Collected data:
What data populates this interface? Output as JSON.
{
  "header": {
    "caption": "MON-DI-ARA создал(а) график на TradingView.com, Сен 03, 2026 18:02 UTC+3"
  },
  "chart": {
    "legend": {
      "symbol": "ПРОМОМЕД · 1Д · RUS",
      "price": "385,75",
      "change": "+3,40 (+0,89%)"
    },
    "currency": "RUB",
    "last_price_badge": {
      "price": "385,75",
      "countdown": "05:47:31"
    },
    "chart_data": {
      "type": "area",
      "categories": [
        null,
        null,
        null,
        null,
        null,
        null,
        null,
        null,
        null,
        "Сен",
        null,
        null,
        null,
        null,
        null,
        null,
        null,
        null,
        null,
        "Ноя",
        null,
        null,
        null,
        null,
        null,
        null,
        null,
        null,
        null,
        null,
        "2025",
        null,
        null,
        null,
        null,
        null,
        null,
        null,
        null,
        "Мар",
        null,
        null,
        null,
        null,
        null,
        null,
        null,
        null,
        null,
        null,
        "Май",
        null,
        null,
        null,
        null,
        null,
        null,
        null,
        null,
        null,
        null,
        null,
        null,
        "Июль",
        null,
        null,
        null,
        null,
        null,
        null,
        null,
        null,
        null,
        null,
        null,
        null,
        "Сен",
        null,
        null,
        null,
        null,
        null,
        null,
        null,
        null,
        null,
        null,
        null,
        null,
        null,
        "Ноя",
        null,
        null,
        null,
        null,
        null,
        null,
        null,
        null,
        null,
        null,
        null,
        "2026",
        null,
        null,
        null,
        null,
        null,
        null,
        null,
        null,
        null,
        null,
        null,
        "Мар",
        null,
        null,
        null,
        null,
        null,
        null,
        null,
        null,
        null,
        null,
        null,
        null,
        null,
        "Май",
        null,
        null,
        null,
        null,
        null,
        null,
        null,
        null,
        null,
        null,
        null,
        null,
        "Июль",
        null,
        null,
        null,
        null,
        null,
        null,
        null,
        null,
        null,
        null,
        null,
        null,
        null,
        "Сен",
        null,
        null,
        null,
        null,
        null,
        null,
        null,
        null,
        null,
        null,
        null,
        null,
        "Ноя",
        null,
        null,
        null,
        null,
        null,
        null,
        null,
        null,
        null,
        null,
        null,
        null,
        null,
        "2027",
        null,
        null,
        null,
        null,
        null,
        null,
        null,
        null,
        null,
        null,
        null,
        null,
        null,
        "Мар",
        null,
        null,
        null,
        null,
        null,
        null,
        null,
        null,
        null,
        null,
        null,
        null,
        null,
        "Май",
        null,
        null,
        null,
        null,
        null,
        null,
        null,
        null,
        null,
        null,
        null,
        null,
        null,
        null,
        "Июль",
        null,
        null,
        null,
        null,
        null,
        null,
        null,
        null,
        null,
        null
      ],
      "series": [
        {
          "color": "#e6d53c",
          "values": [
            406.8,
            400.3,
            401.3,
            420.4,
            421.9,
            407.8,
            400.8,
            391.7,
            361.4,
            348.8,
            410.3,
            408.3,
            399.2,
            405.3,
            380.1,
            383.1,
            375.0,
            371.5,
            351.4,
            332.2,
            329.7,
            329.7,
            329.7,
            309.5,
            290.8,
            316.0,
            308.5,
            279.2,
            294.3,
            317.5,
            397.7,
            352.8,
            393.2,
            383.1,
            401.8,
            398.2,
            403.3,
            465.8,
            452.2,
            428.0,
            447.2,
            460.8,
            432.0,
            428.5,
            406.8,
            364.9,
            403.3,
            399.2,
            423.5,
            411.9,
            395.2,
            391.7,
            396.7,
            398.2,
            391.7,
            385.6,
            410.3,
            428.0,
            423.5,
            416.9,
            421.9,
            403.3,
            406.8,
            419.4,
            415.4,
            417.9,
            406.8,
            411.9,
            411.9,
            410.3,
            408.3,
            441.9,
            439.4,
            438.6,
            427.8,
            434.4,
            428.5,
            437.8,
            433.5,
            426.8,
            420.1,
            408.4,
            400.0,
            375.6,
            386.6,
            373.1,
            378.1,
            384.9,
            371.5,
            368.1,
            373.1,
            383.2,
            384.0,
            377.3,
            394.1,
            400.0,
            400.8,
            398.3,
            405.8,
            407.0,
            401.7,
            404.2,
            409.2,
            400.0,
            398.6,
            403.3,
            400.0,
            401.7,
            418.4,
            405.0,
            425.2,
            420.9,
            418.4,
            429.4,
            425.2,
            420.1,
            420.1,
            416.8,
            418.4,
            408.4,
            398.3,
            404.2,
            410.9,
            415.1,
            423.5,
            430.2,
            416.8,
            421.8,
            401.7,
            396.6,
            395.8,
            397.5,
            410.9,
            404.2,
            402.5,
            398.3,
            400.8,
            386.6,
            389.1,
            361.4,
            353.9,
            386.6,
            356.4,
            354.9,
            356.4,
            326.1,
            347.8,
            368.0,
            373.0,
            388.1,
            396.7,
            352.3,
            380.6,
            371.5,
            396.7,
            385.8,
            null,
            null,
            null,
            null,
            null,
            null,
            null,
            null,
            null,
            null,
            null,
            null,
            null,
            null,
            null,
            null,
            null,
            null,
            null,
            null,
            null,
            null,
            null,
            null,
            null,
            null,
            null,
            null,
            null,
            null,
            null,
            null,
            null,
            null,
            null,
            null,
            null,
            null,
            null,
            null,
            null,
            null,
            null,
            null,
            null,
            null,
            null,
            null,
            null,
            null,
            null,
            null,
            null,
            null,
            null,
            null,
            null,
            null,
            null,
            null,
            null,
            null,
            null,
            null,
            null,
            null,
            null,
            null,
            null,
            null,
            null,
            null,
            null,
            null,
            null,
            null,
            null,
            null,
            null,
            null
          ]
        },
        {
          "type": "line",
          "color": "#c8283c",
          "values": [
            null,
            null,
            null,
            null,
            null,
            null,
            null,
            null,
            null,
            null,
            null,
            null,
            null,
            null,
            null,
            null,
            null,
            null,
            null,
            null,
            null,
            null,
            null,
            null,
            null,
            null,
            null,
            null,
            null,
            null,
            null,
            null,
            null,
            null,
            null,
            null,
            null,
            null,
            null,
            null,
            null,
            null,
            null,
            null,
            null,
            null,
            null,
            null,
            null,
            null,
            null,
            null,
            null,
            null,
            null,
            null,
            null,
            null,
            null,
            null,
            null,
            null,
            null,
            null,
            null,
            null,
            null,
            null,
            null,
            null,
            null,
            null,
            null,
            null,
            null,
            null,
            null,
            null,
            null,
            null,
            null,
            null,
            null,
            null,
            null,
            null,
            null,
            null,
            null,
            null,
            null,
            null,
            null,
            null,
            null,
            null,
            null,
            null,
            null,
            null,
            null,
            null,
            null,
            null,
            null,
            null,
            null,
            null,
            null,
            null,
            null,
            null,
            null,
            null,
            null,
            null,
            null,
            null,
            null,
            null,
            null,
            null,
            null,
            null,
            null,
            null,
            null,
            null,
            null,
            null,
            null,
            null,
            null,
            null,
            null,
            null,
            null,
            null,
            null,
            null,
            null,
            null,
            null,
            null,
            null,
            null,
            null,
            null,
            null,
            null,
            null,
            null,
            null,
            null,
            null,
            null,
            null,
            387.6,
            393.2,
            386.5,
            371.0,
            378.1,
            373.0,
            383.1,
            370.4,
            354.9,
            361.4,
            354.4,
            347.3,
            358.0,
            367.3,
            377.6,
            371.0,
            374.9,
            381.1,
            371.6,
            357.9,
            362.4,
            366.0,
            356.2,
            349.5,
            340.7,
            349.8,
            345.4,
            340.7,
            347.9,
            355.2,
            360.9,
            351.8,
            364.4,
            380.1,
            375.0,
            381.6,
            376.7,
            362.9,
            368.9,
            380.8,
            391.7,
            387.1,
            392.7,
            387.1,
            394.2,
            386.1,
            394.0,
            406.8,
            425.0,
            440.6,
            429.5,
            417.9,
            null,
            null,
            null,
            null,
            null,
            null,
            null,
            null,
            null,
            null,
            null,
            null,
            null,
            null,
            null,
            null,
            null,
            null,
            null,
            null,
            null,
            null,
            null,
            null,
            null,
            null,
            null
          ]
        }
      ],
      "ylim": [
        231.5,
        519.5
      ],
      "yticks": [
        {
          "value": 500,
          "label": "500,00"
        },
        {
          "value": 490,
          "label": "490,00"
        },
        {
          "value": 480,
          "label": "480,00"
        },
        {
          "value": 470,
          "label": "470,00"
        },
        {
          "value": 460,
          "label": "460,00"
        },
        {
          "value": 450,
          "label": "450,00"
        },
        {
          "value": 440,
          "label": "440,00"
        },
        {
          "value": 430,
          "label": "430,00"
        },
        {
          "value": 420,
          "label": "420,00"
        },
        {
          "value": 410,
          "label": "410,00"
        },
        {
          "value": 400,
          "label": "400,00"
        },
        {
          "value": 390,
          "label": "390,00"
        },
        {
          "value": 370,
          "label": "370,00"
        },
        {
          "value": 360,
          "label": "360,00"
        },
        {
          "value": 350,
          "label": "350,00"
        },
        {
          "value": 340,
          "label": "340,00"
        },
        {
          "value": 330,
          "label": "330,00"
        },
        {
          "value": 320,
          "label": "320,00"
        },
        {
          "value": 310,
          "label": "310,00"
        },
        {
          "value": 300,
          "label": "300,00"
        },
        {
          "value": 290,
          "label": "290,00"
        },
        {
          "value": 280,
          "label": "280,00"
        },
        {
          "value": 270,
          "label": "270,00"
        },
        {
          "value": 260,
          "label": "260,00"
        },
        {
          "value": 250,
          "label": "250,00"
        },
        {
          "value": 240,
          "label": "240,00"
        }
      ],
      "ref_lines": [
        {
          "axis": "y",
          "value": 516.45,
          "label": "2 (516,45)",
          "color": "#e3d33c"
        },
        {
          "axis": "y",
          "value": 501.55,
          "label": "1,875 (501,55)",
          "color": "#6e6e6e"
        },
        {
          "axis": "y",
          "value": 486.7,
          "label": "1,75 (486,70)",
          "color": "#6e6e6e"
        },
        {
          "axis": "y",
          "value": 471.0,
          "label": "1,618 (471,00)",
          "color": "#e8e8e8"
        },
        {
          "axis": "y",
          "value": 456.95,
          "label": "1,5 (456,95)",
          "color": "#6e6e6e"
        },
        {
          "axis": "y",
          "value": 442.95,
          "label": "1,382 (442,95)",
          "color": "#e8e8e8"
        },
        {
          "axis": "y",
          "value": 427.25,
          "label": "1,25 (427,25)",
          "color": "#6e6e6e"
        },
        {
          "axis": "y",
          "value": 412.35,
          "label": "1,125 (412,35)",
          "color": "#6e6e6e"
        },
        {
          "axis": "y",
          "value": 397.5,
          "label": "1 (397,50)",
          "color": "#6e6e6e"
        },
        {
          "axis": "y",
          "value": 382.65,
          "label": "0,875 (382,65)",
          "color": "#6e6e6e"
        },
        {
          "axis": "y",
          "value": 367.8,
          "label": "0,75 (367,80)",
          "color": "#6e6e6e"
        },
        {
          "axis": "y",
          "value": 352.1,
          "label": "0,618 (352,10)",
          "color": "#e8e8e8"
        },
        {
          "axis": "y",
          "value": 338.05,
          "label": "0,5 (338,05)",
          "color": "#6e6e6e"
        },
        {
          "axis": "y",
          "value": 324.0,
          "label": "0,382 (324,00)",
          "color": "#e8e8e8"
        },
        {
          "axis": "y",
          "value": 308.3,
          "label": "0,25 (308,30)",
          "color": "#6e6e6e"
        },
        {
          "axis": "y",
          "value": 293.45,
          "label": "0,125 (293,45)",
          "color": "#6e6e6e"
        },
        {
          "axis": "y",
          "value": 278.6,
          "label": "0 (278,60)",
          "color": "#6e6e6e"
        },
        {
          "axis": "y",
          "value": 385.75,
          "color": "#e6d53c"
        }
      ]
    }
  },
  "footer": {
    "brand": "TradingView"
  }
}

...

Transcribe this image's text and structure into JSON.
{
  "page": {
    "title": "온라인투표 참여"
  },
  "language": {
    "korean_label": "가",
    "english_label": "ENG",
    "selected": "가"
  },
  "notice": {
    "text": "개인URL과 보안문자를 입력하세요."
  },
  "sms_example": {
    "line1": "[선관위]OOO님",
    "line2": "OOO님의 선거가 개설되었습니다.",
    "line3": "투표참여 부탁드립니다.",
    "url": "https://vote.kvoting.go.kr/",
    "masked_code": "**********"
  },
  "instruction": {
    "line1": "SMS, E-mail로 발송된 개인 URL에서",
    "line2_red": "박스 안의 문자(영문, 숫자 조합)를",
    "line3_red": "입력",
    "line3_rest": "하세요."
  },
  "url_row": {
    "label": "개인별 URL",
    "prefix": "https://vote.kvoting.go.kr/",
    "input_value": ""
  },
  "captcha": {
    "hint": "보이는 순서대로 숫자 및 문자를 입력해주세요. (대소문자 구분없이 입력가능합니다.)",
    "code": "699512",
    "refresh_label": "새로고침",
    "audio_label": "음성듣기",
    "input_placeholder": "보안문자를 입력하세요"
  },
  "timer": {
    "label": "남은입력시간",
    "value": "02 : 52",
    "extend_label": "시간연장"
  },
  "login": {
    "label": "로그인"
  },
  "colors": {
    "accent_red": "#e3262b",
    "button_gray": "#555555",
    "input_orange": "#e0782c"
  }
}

## [WORK TO DO]
Scan the records above, count the lines with "https" in them, and give only the number.

## [TASK RESULT]
2